Requirement
Restate the full set of records exactly, without adding or dropping a word.

Extracted records

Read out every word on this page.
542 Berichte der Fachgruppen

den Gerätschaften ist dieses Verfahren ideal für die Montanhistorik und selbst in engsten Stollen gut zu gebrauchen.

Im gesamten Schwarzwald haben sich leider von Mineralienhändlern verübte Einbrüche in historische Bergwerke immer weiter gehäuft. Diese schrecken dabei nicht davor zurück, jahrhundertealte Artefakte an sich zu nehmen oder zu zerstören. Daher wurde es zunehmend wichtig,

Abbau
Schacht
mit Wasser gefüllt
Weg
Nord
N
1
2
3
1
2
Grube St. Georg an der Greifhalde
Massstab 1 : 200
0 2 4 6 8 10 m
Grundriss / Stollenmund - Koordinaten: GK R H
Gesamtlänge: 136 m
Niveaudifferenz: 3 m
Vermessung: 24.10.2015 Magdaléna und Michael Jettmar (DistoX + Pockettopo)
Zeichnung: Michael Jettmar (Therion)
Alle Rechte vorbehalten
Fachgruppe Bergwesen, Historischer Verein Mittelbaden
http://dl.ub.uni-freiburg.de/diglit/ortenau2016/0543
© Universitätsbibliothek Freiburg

Complete answer
Read out every word on this page.
542 Berichte der Fachgruppen

den Gerätschaften ist dieses Verfahren ideal für die Montanhistorik und selbst in engsten Stollen gut zu gebrauchen.

Im gesamten Schwarzwald haben sich leider von Mineralienhändlern verübte Einbrüche in historische Bergwerke immer weiter gehäuft. Diese schrecken dabei nicht davor zurück, jahrhundertealte Artefakte an sich zu nehmen oder zu zerstören. Daher wurde es zunehmend wichtig,

Abbau
Schacht
mit Wasser gefüllt
Weg
Nord
N
1
2
3
1
2
Grube St. Georg an der Greifhalde
Massstab 1 : 200
0 2 4 6 8 10 m
Grundriss / Stollenmund - Koordinaten: GK R H
Gesamtlänge: 136 m
Niveaudifferenz: 3 m
Vermessung: 24.10.2015 Magdaléna und Michael Jettmar (DistoX + Pockettopo)
Zeichnung: Michael Jettmar (Therion)
Alle Rechte vorbehalten
Fachgruppe Bergwesen, Historischer Verein Mittelbaden
http://dl.ub.uni-freiburg.de/diglit/ortenau2016/0543
© Universitätsbibliothek Freiburg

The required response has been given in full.